• **Aim of the exercise**: Copy out every line in which the string "JSON" occurs.

• **Stored data**:
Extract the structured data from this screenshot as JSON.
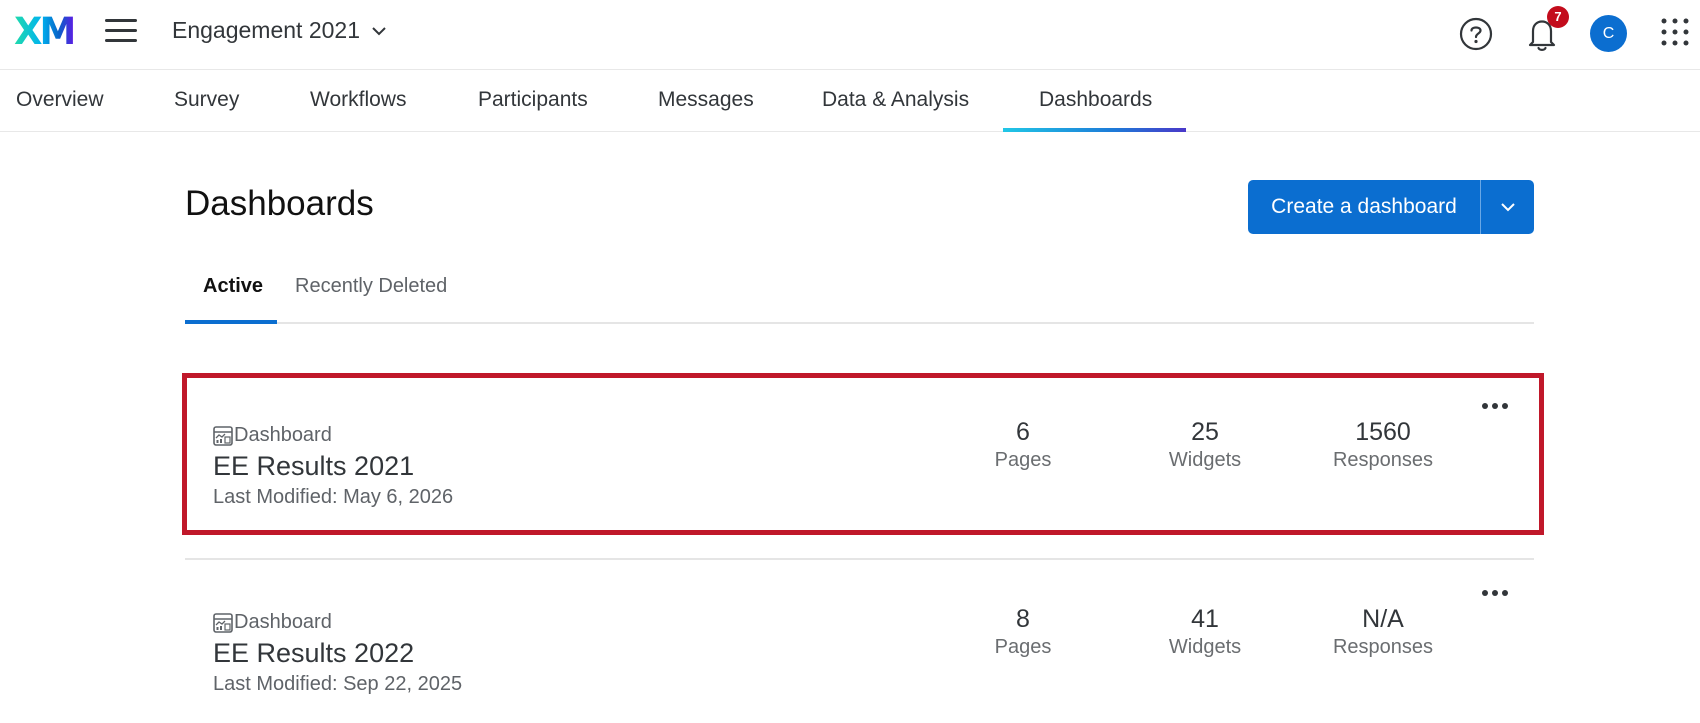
{
  "header": {
    "logo_text": "XM",
    "project_title": "Engagement 2021",
    "notification_count": "7",
    "avatar_initial": "C"
  },
  "nav": {
    "items": [
      {
        "label": "Overview"
      },
      {
        "label": "Survey"
      },
      {
        "label": "Workflows"
      },
      {
        "label": "Participants"
      },
      {
        "label": "Messages"
      },
      {
        "label": "Data & Analysis"
      },
      {
        "label": "Dashboards",
        "active": true
      }
    ]
  },
  "main": {
    "title": "Dashboards",
    "create_button_label": "Create a dashboard",
    "tabs": [
      {
        "label": "Active",
        "active": true
      },
      {
        "label": "Recently Deleted"
      }
    ]
  },
  "dashboards": [
    {
      "type_label": "Dashboard",
      "name": "EE Results 2021",
      "last_modified": "Last Modified: May 6, 2026",
      "pages_value": "6",
      "pages_label": "Pages",
      "widgets_value": "25",
      "widgets_label": "Widgets",
      "responses_value": "1560",
      "responses_label": "Responses",
      "highlighted": true
    },
    {
      "type_label": "Dashboard",
      "name": "EE Results 2022",
      "last_modified": "Last Modified: Sep 22, 2025",
      "pages_value": "8",
      "pages_label": "Pages",
      "widgets_value": "41",
      "widgets_label": "Widgets",
      "responses_value": "N/A",
      "responses_label": "Responses",
      "highlighted": false
    }
  ],
  "colors": {
    "primary": "#0b6ed0",
    "highlight_border": "#c0182a",
    "badge": "#c30c1c"
  }
}
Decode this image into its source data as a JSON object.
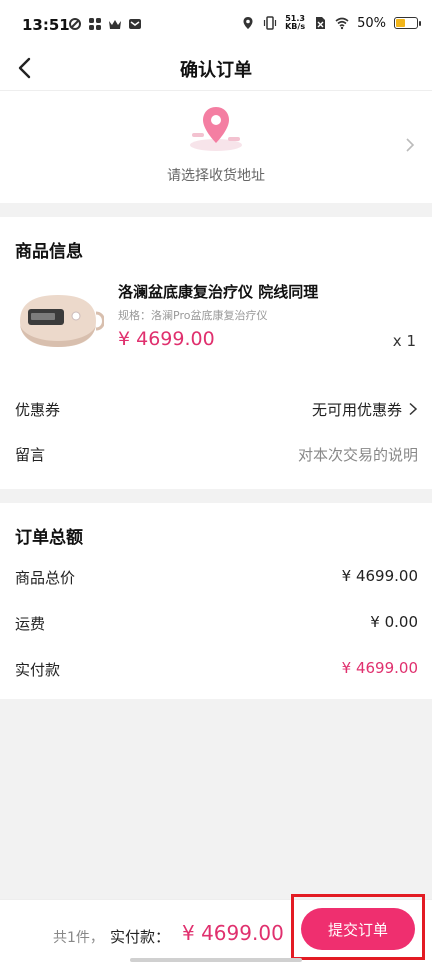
{
  "status_bar": {
    "time": "13:51",
    "net_speed_value": "51.3",
    "net_speed_unit": "KB/s",
    "battery": "50%",
    "battery_level": 0.5
  },
  "header": {
    "title": "确认订单",
    "back_icon": "chevron-left-icon"
  },
  "address": {
    "placeholder": "请选择收货地址",
    "icon": "location-pin-icon"
  },
  "product_section": {
    "title": "商品信息",
    "product": {
      "name": "洛澜盆底康复治疗仪 院线同理",
      "spec": "规格：洛澜Pro盆底康复治疗仪",
      "price": "¥ 4699.00",
      "quantity": "x 1"
    },
    "coupon": {
      "label": "优惠券",
      "value": "无可用优惠券"
    },
    "message": {
      "label": "留言",
      "placeholder": "对本次交易的说明"
    }
  },
  "order_total": {
    "title": "订单总额",
    "rows": [
      {
        "label": "商品总价",
        "value": "¥ 4699.00"
      },
      {
        "label": "运费",
        "value": "¥ 0.00"
      },
      {
        "label": "实付款",
        "value": "¥ 4699.00"
      }
    ]
  },
  "bottom_bar": {
    "count": "共1件，",
    "pay_label": "实付款：",
    "total": "¥ 4699.00",
    "submit_label": "提交订单"
  },
  "colors": {
    "accent": "#e0306e",
    "button": "#ef2f6f",
    "highlight_border": "#e31b23"
  }
}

• **Result of this task**:
Extract the structured data from this screenshot as JSON.
Decode this image into its source data as a JSON object.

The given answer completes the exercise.